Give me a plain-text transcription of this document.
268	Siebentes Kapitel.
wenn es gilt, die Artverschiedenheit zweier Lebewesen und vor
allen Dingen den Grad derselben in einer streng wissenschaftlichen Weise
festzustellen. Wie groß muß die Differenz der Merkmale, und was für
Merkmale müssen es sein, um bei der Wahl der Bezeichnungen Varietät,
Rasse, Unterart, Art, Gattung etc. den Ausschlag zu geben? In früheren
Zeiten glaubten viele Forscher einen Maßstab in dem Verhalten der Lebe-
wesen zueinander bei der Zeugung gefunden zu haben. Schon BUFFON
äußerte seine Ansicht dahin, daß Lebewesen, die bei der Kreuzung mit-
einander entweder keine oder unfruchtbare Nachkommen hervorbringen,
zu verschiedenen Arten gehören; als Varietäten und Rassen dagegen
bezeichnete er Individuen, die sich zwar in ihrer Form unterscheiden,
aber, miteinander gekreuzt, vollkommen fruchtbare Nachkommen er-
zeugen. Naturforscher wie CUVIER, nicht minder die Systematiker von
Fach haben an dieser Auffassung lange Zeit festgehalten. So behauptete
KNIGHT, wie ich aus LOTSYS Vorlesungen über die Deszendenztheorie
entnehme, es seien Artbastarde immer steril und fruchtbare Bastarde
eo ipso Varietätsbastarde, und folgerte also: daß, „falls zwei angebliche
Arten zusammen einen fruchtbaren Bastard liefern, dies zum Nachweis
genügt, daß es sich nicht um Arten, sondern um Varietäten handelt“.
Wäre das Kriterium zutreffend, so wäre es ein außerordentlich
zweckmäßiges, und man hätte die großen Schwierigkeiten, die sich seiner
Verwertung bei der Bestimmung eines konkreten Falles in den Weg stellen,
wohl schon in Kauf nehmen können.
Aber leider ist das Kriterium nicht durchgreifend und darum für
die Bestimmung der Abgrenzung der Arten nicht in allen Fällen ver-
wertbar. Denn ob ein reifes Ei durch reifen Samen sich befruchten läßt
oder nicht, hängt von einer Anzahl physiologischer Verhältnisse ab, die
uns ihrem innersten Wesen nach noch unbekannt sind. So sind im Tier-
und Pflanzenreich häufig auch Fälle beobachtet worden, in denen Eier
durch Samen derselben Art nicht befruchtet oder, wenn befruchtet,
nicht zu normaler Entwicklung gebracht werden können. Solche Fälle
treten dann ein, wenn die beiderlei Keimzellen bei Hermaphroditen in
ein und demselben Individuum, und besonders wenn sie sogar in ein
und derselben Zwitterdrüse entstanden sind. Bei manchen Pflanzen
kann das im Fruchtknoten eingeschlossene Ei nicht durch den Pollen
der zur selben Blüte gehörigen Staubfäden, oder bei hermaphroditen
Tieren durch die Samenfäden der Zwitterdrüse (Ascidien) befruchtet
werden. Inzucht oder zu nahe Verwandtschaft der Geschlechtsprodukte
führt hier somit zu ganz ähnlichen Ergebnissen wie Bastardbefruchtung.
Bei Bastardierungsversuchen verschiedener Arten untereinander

WHAT IS BEING ASKED » Copy every line that contains the string "Arten".

FULL RESPONSE »
zu verschiedenen Arten gehören; als Varietäten und Rassen dagegen
Arten zusammen einen fruchtbaren Bastard liefern, dies zum Nachweis
genügt, daß es sich nicht um Arten, sondern um Varietäten handelt“.
die Bestimmung der Abgrenzung der Arten nicht in allen Fällen ver-
Bei Bastardierungsversuchen verschiedener Arten untereinander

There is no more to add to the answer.